■ GIVEN INSTRUCTION: The entries need to be copied exactly.

[Saved entries]
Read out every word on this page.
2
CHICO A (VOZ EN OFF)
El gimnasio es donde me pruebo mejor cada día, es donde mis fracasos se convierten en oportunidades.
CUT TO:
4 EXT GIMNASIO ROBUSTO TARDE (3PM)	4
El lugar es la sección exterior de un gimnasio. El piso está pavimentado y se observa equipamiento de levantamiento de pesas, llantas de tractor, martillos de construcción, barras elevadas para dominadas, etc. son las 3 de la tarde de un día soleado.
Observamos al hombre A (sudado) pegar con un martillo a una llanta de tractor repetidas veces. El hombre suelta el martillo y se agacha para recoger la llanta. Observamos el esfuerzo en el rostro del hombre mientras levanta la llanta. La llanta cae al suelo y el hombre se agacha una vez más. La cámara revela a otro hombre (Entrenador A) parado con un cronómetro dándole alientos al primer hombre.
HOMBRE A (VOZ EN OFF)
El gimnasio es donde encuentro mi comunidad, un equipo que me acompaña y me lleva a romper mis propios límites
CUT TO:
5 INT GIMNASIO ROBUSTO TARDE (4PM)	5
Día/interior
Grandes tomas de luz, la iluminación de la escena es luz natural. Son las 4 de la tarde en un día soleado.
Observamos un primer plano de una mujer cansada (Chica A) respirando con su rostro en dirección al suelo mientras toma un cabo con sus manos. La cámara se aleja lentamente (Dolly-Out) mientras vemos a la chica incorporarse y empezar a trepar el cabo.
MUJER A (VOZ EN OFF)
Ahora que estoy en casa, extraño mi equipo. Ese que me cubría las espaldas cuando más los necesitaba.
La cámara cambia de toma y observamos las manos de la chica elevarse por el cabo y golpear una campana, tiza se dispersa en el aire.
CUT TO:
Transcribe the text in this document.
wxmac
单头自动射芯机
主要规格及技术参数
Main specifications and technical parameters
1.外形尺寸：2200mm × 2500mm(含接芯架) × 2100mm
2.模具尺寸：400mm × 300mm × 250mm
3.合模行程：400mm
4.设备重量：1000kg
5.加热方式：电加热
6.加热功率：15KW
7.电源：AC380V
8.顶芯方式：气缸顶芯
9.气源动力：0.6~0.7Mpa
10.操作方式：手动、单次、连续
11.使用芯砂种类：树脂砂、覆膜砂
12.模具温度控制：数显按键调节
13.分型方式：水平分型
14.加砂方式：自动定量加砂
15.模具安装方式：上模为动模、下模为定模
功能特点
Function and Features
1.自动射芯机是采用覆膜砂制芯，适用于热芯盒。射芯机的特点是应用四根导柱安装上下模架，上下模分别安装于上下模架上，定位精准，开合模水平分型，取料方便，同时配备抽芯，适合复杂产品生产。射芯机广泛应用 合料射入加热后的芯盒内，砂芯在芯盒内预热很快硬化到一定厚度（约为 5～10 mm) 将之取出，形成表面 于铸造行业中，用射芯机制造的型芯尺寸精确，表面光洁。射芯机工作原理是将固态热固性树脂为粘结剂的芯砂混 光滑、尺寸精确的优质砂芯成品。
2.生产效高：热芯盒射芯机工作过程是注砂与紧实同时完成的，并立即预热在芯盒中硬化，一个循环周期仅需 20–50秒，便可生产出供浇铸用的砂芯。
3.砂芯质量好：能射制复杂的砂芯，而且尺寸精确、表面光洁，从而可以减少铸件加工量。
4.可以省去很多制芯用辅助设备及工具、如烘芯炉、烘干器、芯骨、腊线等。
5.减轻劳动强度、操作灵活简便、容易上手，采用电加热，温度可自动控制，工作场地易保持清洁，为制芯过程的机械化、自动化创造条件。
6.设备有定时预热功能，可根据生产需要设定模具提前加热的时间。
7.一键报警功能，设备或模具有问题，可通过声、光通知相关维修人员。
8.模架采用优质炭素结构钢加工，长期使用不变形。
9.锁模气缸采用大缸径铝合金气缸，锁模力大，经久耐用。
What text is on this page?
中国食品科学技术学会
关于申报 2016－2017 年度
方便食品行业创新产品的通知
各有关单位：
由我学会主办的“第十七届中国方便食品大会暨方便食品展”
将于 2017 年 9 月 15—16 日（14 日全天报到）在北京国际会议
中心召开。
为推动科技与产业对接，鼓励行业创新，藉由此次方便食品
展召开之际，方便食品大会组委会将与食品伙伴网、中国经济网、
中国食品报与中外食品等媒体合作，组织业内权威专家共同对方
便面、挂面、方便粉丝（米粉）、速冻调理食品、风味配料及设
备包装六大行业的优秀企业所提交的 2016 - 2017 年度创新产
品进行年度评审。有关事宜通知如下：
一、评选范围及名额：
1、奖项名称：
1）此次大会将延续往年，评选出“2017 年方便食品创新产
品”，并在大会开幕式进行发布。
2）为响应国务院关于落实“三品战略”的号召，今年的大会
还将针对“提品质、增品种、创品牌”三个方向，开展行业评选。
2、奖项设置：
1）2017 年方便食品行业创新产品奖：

■ FULL RESPONSE:
Read out every word on this page.
2
CHICO A (VOZ EN OFF)
El gimnasio es donde me pruebo mejor cada día, es donde mis fracasos se convierten en oportunidades.
CUT TO:
4 EXT GIMNASIO ROBUSTO TARDE (3PM)	4
El lugar es la sección exterior de un gimnasio. El piso está pavimentado y se observa equipamiento de levantamiento de pesas, llantas de tractor, martillos de construcción, barras elevadas para dominadas, etc. son las 3 de la tarde de un día soleado.
Observamos al hombre A (sudado) pegar con un martillo a una llanta de tractor repetidas veces. El hombre suelta el martillo y se agacha para recoger la llanta. Observamos el esfuerzo en el rostro del hombre mientras levanta la llanta. La llanta cae al suelo y el hombre se agacha una vez más. La cámara revela a otro hombre (Entrenador A) parado con un cronómetro dándole alientos al primer hombre.
HOMBRE A (VOZ EN OFF)
El gimnasio es donde encuentro mi comunidad, un equipo que me acompaña y me lleva a romper mis propios límites
CUT TO:
5 INT GIMNASIO ROBUSTO TARDE (4PM)	5
Día/interior
Grandes tomas de luz, la iluminación de la escena es luz natural. Son las 4 de la tarde en un día soleado.
Observamos un primer plano de una mujer cansada (Chica A) respirando con su rostro en dirección al suelo mientras toma un cabo con sus manos. La cámara se aleja lentamente (Dolly-Out) mientras vemos a la chica incorporarse y empezar a trepar el cabo.
MUJER A (VOZ EN OFF)
Ahora que estoy en casa, extraño mi equipo. Ese que me cubría las espaldas cuando más los necesitaba.
La cámara cambia de toma y observamos las manos de la chica elevarse por el cabo y golpear una campana, tiza se dispersa en el aire.
CUT TO:
Transcribe the text in this document.
wxmac
单头自动射芯机
主要规格及技术参数
Main specifications and technical parameters
1.外形尺寸：2200mm × 2500mm(含接芯架) × 2100mm
2.模具尺寸：400mm × 300mm × 250mm
3.合模行程：400mm
4.设备重量：1000kg
5.加热方式：电加热
6.加热功率：15KW
7.电源：AC380V
8.顶芯方式：气缸顶芯
9.气源动力：0.6~0.7Mpa
10.操作方式：手动、单次、连续
11.使用芯砂种类：树脂砂、覆膜砂
12.模具温度控制：数显按键调节
13.分型方式：水平分型
14.加砂方式：自动定量加砂
15.模具安装方式：上模为动模、下模为定模
功能特点
Function and Features
1.自动射芯机是采用覆膜砂制芯，适用于热芯盒。射芯机的特点是应用四根导柱安装上下模架，上下模分别安装于上下模架上，定位精准，开合模水平分型，取料方便，同时配备抽芯，适合复杂产品生产。射芯机广泛应用 合料射入加热后的芯盒内，砂芯在芯盒内预热很快硬化到一定厚度（约为 5～10 mm) 将之取出，形成表面 于铸造行业中，用射芯机制造的型芯尺寸精确，表面光洁。射芯机工作原理是将固态热固性树脂为粘结剂的芯砂混 光滑、尺寸精确的优质砂芯成品。
2.生产效高：热芯盒射芯机工作过程是注砂与紧实同时完成的，并立即预热在芯盒中硬化，一个循环周期仅需 20–50秒，便可生产出供浇铸用的砂芯。
3.砂芯质量好：能射制复杂的砂芯，而且尺寸精确、表面光洁，从而可以减少铸件加工量。
4.可以省去很多制芯用辅助设备及工具、如烘芯炉、烘干器、芯骨、腊线等。
5.减轻劳动强度、操作灵活简便、容易上手，采用电加热，温度可自动控制，工作场地易保持清洁，为制芯过程的机械化、自动化创造条件。
6.设备有定时预热功能，可根据生产需要设定模具提前加热的时间。
7.一键报警功能，设备或模具有问题，可通过声、光通知相关维修人员。
8.模架采用优质炭素结构钢加工，长期使用不变形。
9.锁模气缸采用大缸径铝合金气缸，锁模力大，经久耐用。
What text is on this page?
中国食品科学技术学会
关于申报 2016－2017 年度
方便食品行业创新产品的通知
各有关单位：
由我学会主办的“第十七届中国方便食品大会暨方便食品展”
将于 2017 年 9 月 15—16 日（14 日全天报到）在北京国际会议
中心召开。
为推动科技与产业对接，鼓励行业创新，藉由此次方便食品
展召开之际，方便食品大会组委会将与食品伙伴网、中国经济网、
中国食品报与中外食品等媒体合作，组织业内权威专家共同对方
便面、挂面、方便粉丝（米粉）、速冻调理食品、风味配料及设
备包装六大行业的优秀企业所提交的 2016 - 2017 年度创新产
品进行年度评审。有关事宜通知如下：
一、评选范围及名额：
1、奖项名称：
1）此次大会将延续往年，评选出“2017 年方便食品创新产
品”，并在大会开幕式进行发布。
2）为响应国务院关于落实“三品战略”的号召，今年的大会
还将针对“提品质、增品种、创品牌”三个方向，开展行业评选。
2、奖项设置：
1）2017 年方便食品行业创新产品奖：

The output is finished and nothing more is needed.